Output every line of the data exactly as it appears.
************
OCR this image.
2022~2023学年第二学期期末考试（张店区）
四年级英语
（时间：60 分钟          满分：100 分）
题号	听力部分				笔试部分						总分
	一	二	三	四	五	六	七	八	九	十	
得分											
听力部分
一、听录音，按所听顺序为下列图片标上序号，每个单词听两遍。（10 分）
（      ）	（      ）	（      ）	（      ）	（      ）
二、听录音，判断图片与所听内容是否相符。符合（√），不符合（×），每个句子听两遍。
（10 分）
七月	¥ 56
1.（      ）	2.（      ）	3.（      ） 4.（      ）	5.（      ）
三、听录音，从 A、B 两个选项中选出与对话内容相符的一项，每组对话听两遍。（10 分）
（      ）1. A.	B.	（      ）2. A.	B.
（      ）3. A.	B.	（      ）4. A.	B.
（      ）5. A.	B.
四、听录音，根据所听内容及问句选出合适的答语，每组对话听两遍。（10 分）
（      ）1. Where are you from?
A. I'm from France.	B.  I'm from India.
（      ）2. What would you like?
************
◆ **Result of this exercise**:
OCR this image.
2022~2023学年第二学期期末考试（张店区）
四年级英语
（时间：60 分钟          满分：100 分）
题号	听力部分				笔试部分						总分
	一	二	三	四	五	六	七	八	九	十	
得分											
听力部分
一、听录音，按所听顺序为下列图片标上序号，每个单词听两遍。（10 分）
（      ）	（      ）	（      ）	（      ）	（      ）
二、听录音，判断图片与所听内容是否相符。符合（√），不符合（×），每个句子听两遍。
（10 分）
七月	¥ 56
1.（      ）	2.（      ）	3.（      ） 4.（      ）	5.（      ）
三、听录音，从 A、B 两个选项中选出与对话内容相符的一项，每组对话听两遍。（10 分）
（      ）1. A.	B.	（      ）2. A.	B.
（      ）3. A.	B.	（      ）4. A.	B.
（      ）5. A.	B.
四、听录音，根据所听内容及问句选出合适的答语，每组对话听两遍。（10 分）
（      ）1. Where are you from?
A. I'm from France.	B.  I'm from India.
（      ）2. What would you like?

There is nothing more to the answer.